A hymn was sung, after which the Rev. Dr. FALDING, of Rotherham, moved
THE SECOND RESOLUTION :
"That the members of this Society rejoice in the great opportunities furnished to them of evangelising the more ignorant and barbarous nations of the world; they heartily approve the establishment of the proposed mission in Central Africa, on Lake Tanyganyika, for which a sum of £10,000 is needed without delay; and they trust that both that enterprise and the mission in New Guinea will be prosecuted with energy, and be abundantly blessed. That J. Kemp Welch, Esq., be treasurer, that the Rev. Dr. Mullens be Foreign Secretary, the Rev. Robert Robinson be Home Secretary, and the Rev. Edward H. Jones be Deputation Secretary for the ensuing year. That the lists of Directors and of the Board Committee nominated by the annual meeting of Directors be approved, and that the gentlemen thercin named be appointed Directors for the year."

**STATED TASK A**.
Translate this sentence from the resolution into Spanish: "That J. Kemp Welch, Esq., be treasurer, that the Rev. Dr. Mullens be Foreign Secretary, the Rev. Robert Robinson be Home Secretary, and the Rev. Edward H. Jones be Deputation Secretary for the ensuing year."
The resolution above has no connection to the entries that follow it.

**Data extracted from a collection**.
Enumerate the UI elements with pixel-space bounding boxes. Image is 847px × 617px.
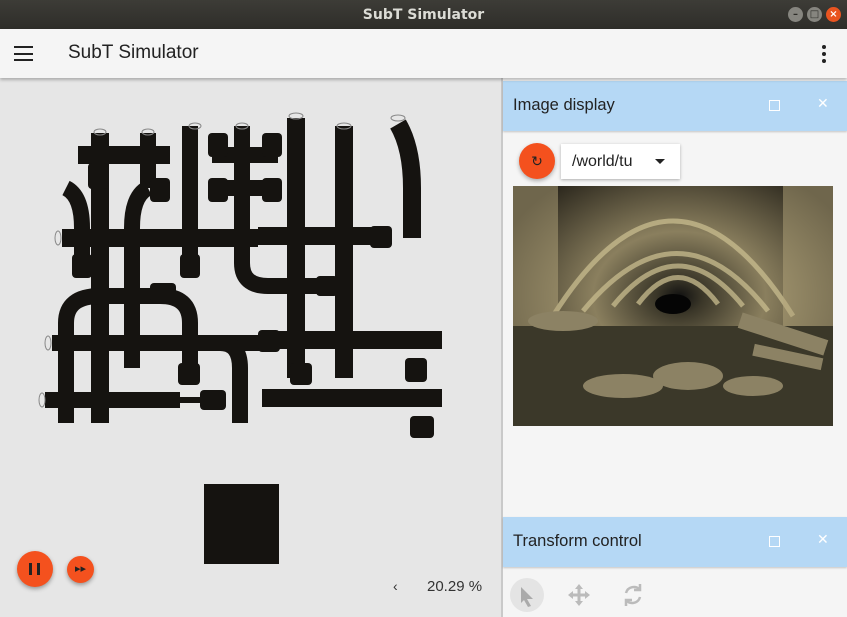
right-dock: Image display ✕ ↻ /world/tu Transform co… (503, 78, 847, 617)
app-bar: SubT Simulator (0, 29, 847, 78)
topic-dropdown[interactable]: /world/tu (561, 144, 680, 179)
maximize-icon[interactable] (769, 536, 780, 547)
scene-3d-view[interactable]: ▸▸ ‹ 20.29 % (0, 78, 501, 617)
rotate-icon[interactable] (616, 578, 650, 612)
select-pointer-icon[interactable] (510, 578, 544, 612)
tunnel-world-map[interactable] (0, 78, 501, 617)
close-icon[interactable]: ✕ (817, 531, 829, 548)
maximize-icon[interactable] (769, 100, 780, 111)
zoom-level: 20.29 % (427, 578, 483, 595)
translate-move-icon[interactable] (562, 578, 596, 612)
window-titlebar: SubT Simulator – □ × (0, 0, 847, 29)
minimize-icon[interactable]: – (788, 7, 803, 22)
fast-forward-icon[interactable]: ▸▸ (67, 556, 94, 583)
camera-image (513, 186, 833, 426)
hamburger-menu-icon[interactable] (14, 46, 33, 61)
app-title: SubT Simulator (68, 42, 199, 63)
close-icon[interactable]: ✕ (817, 95, 829, 112)
zoom-collapse-button[interactable]: ‹ (393, 578, 398, 594)
transform-control-header: Transform control ✕ (503, 517, 847, 567)
panel-title: Image display (513, 96, 615, 114)
window-controls: – □ × (788, 7, 841, 22)
chevron-down-icon (655, 159, 665, 164)
window-title: SubT Simulator (362, 6, 485, 23)
pause-icon[interactable] (17, 551, 53, 587)
transform-toolbar (503, 571, 847, 617)
more-vert-icon[interactable] (822, 45, 828, 66)
maximize-icon[interactable]: □ (807, 7, 822, 22)
image-display-header: Image display ✕ (503, 81, 847, 131)
topic-value: /world/tu (572, 153, 633, 170)
close-icon[interactable]: × (826, 7, 841, 22)
refresh-icon[interactable]: ↻ (519, 143, 555, 179)
panel-title: Transform control (513, 532, 642, 550)
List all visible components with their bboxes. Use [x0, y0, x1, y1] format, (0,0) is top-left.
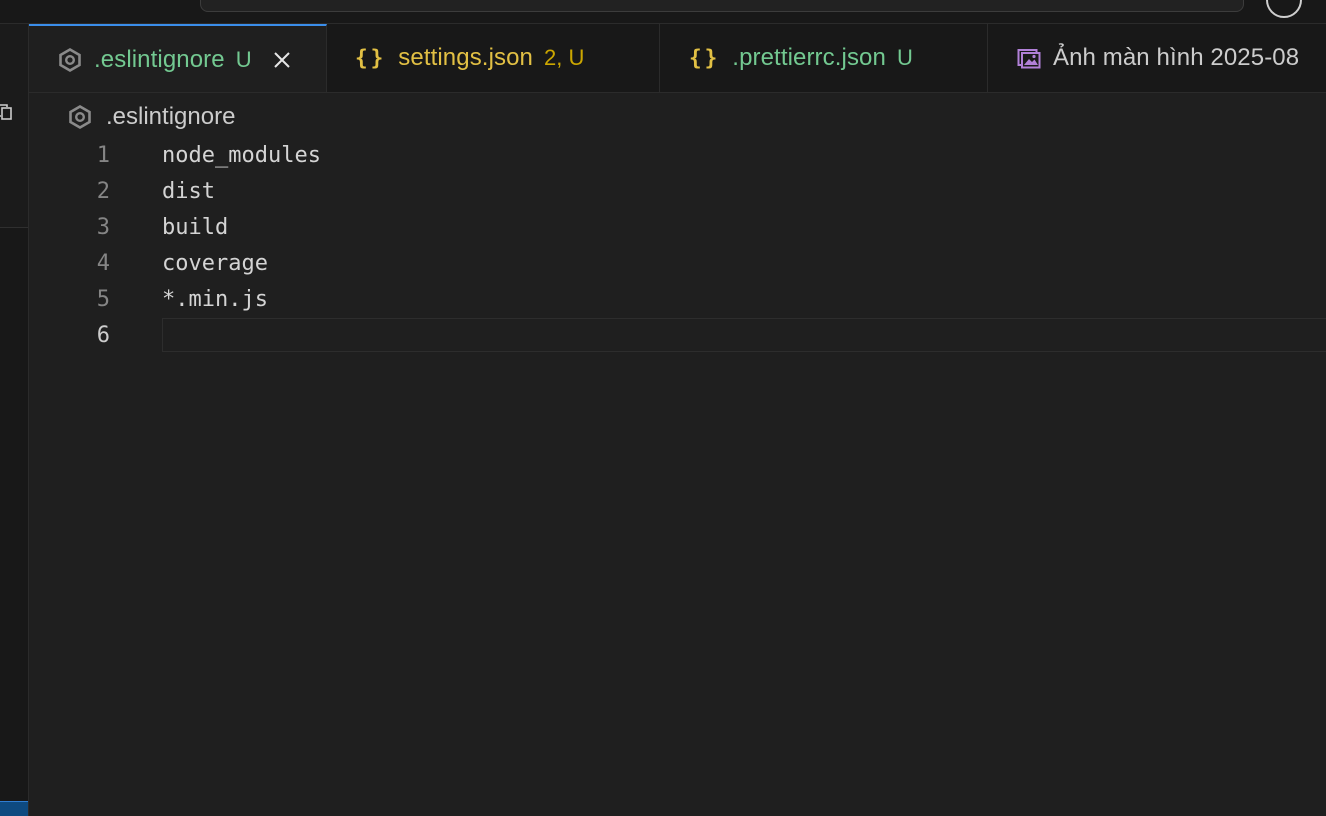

**STATED TASK B**.
Extract every line of the entries containing the string "window", treating case as significant.

**WRITTEN REPLY A**.
Que J. Kemp Welch, Esq., sea tesorero, que el Rev. Dr. Mullens sea Secretario para el Extranjero, el Rev. Robert Robinson sea Secretario Nacional y el Rev. Edward H. Jones sea Secretario de Delegaciones durante el año entrante.

**WRITTEN REPLY B**.
window-titlebar: SubT Simulator – □ × (0, 0, 847, 29)
window-controls: – □ × (788, 7, 841, 22)
window-title: SubT Simulator (362, 6, 485, 23)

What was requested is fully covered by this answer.